> **Directions**
Keep only the lines of the listing that include the word "label", and copy them.

> **Supplied records**
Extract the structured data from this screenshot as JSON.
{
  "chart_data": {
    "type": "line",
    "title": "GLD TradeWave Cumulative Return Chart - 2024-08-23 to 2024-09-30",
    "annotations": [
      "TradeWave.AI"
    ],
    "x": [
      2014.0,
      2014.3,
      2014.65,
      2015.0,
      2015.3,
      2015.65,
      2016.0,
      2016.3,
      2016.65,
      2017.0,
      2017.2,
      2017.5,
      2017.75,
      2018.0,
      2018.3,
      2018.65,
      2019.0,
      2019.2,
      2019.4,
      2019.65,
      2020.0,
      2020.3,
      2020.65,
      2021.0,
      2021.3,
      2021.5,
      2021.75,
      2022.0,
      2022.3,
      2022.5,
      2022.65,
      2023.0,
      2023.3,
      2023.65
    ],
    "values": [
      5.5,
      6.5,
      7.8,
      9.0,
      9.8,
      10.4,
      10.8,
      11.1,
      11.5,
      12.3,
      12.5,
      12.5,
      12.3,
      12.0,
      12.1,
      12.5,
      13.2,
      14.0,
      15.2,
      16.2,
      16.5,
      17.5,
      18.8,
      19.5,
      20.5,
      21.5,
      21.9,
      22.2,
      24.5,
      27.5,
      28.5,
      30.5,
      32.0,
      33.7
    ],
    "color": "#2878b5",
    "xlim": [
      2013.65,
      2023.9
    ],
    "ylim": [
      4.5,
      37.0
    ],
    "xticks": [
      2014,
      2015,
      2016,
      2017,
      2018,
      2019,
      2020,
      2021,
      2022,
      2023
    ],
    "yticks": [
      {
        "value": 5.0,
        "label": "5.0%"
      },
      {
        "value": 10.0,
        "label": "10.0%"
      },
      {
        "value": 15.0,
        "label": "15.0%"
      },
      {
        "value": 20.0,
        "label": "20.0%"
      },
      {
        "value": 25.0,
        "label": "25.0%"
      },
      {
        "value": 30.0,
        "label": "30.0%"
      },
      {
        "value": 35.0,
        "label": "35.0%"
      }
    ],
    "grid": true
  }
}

> **Task output**
        "label": "5.0%"
        "label": "10.0%"
        "label": "15.0%"
        "label": "20.0%"
        "label": "25.0%"
        "label": "30.0%"
        "label": "35.0%"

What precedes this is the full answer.